(Records that describe figures)
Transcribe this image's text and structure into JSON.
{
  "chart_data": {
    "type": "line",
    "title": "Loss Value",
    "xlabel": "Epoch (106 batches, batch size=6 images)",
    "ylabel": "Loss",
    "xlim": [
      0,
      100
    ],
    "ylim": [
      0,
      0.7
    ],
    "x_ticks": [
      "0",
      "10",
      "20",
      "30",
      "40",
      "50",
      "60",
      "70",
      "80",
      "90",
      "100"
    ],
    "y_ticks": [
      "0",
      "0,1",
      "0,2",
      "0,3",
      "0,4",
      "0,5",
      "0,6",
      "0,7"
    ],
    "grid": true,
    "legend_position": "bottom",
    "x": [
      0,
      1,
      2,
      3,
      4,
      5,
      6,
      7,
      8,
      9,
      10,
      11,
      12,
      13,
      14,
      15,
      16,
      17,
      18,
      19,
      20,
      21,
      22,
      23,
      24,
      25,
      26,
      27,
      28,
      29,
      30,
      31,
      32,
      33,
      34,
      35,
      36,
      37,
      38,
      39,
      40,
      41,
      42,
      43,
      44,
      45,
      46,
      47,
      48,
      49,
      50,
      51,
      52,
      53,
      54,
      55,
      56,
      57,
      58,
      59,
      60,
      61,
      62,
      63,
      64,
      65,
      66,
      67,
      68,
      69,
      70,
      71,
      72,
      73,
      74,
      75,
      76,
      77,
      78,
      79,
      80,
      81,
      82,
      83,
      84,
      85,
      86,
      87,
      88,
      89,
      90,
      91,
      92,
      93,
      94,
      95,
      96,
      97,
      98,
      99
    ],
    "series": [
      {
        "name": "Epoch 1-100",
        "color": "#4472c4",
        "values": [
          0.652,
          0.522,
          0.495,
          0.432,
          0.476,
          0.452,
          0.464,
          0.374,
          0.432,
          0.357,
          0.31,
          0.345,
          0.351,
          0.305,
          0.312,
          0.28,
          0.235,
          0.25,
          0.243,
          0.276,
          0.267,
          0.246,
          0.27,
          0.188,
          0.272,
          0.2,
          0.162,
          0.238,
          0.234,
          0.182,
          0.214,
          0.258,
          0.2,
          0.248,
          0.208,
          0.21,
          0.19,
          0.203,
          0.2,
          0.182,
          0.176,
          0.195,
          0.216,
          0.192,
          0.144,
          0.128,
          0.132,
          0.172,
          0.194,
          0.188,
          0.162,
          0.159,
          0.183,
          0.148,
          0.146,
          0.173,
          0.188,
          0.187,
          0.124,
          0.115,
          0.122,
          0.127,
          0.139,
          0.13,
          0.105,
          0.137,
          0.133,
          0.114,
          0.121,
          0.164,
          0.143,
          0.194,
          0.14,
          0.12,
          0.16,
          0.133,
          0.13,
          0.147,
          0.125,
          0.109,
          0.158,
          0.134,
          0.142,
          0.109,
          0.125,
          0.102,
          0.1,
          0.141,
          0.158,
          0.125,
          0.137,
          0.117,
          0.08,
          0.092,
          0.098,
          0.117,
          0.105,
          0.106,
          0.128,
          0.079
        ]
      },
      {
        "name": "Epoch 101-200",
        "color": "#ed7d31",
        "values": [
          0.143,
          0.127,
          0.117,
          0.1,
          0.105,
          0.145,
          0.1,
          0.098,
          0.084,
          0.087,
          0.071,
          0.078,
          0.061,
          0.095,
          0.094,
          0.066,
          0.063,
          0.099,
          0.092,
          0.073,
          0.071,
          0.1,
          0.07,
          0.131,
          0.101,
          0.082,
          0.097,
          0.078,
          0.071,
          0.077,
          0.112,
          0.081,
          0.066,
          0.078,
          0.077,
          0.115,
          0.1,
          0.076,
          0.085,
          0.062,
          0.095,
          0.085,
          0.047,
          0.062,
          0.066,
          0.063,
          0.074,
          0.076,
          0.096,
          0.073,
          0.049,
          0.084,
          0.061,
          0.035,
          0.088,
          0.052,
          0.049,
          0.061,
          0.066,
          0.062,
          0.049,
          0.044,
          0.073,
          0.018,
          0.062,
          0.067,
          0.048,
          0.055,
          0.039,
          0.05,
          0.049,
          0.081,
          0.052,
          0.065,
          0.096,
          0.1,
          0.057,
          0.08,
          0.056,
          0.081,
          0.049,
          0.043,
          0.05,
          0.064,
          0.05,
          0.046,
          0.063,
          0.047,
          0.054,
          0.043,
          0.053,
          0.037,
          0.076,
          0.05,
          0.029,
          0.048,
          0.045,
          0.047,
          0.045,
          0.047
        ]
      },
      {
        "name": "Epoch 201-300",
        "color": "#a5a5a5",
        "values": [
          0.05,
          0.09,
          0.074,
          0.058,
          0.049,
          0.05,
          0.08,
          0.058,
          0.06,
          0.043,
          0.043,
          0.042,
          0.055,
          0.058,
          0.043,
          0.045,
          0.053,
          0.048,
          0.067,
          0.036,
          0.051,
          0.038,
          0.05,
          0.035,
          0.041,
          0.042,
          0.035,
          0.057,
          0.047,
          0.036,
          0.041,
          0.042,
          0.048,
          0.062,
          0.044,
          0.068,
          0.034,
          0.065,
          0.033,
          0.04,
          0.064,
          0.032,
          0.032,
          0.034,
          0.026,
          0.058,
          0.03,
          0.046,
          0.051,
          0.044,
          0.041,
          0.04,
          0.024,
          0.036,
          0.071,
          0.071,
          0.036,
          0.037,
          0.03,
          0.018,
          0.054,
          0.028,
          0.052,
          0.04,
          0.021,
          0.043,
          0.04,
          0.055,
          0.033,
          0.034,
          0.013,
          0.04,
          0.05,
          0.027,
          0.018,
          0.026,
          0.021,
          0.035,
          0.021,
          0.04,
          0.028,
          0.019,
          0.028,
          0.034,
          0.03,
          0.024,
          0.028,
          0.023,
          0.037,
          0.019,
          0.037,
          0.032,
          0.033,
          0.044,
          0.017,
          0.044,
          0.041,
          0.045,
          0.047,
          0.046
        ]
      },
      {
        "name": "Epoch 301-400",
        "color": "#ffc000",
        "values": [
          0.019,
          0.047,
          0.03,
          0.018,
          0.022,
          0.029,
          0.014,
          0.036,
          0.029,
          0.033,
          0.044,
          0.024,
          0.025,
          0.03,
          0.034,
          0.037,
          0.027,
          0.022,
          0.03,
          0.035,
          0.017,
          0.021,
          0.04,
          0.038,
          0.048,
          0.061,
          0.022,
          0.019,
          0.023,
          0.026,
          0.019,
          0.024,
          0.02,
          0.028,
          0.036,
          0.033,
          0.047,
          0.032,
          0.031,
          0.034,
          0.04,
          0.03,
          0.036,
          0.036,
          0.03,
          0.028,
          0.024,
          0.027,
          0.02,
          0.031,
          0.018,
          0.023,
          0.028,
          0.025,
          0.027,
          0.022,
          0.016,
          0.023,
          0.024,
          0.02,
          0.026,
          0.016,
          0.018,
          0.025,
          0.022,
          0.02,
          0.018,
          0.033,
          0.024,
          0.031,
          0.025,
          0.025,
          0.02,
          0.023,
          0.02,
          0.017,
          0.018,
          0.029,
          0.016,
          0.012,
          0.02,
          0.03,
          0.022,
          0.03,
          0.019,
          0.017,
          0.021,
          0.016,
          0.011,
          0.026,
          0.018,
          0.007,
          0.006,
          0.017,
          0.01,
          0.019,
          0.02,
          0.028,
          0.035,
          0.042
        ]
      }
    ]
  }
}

● **Task prompt**
Looking at the data above, show all lines where the word "Epoch" occurs.

● **Solution to the exercise**
    "xlabel": "Epoch (106 batches, batch size=6 images)",
        "name": "Epoch 1-100",
        "name": "Epoch 101-200",
        "name": "Epoch 201-300",
        "name": "Epoch 301-400",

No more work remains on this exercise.